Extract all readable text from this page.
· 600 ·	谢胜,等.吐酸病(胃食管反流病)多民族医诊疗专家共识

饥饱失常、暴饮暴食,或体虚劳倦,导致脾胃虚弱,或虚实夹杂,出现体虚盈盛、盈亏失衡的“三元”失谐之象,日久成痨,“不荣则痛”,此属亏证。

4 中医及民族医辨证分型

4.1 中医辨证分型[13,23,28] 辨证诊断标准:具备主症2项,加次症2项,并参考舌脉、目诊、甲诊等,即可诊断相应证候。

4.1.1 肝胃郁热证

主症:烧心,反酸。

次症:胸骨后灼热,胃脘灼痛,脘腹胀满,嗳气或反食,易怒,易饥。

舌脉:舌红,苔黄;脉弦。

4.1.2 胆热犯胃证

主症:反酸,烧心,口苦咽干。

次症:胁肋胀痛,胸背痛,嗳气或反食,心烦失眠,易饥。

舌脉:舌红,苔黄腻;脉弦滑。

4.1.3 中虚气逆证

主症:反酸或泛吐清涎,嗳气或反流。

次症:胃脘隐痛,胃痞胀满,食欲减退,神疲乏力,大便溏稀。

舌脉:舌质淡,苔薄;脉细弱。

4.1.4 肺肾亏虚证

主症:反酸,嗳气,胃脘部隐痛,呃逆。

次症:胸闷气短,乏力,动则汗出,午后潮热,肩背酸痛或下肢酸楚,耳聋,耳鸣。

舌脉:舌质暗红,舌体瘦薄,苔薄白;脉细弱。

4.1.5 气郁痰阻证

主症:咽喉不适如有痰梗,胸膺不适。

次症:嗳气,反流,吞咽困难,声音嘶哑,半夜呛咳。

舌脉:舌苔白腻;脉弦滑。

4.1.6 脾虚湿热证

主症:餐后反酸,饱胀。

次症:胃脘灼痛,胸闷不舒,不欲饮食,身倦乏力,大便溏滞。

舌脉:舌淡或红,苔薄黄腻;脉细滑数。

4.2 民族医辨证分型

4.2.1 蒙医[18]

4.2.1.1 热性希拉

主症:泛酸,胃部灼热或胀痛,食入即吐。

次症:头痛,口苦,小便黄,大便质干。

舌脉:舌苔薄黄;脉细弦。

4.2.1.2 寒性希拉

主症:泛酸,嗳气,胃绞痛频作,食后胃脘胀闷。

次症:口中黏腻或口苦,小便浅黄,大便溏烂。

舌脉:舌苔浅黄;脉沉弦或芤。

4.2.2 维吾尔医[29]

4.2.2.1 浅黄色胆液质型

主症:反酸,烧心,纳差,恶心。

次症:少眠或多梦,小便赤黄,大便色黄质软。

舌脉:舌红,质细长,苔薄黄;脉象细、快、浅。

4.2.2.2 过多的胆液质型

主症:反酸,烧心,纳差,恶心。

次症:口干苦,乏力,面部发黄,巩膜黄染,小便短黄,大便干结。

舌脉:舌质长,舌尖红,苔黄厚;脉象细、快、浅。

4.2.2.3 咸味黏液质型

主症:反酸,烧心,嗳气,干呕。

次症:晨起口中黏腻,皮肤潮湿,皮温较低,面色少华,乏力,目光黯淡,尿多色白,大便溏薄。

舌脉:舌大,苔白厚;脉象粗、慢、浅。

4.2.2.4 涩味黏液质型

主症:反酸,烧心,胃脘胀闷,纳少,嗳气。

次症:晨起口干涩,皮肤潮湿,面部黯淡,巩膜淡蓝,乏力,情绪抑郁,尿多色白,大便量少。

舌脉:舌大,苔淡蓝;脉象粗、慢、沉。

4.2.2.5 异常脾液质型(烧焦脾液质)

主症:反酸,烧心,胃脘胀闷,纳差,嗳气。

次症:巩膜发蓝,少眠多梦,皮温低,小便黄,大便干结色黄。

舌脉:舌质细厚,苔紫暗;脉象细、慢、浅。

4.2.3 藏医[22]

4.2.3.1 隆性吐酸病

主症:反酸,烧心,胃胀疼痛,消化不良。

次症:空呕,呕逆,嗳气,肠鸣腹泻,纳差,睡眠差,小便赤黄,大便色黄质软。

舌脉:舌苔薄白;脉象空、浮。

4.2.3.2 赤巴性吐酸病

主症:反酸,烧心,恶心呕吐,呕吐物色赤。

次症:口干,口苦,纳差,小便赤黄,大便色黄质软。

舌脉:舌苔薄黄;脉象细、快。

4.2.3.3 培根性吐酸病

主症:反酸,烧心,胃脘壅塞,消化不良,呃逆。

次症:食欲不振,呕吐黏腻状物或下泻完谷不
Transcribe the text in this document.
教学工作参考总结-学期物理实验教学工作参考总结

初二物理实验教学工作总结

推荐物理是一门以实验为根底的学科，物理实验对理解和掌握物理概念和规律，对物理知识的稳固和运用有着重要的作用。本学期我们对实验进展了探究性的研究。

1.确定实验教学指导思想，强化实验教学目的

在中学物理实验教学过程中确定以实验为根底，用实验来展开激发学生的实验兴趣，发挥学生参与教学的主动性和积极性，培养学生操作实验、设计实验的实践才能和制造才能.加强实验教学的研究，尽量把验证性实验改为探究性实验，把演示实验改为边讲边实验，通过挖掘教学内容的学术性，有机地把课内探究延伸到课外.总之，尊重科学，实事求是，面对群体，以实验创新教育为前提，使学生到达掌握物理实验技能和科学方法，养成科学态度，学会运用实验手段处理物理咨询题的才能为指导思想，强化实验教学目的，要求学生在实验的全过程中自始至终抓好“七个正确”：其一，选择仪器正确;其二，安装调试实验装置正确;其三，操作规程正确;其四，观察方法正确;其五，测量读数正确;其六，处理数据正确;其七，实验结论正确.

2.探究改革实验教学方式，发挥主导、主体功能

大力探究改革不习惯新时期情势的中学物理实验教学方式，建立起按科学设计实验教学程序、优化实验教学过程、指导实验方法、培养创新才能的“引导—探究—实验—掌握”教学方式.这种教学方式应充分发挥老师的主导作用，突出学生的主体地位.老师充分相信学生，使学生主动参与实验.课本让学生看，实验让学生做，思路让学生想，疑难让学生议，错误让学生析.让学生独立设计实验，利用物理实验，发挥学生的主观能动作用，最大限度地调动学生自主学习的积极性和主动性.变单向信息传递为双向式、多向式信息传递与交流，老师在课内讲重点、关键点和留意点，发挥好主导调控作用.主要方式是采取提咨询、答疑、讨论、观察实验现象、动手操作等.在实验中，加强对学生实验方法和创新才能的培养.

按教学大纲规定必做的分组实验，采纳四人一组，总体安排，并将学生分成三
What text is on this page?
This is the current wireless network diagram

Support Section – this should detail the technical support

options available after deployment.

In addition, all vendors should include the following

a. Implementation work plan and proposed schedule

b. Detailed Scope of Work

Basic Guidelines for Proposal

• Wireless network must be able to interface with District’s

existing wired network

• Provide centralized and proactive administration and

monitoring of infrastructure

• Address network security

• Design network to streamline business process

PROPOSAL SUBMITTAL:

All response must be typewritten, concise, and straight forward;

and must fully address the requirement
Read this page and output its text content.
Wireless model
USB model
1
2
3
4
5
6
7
———
What needs to be done
Return every line from the one holding "Read this page and output its text content." through the end of the data, exactly as it appears, with both ends kept and nothing else.

Answer for this exercise
Read this page and output its text content.
Wireless model
USB model
1
2
3
4
5
6
7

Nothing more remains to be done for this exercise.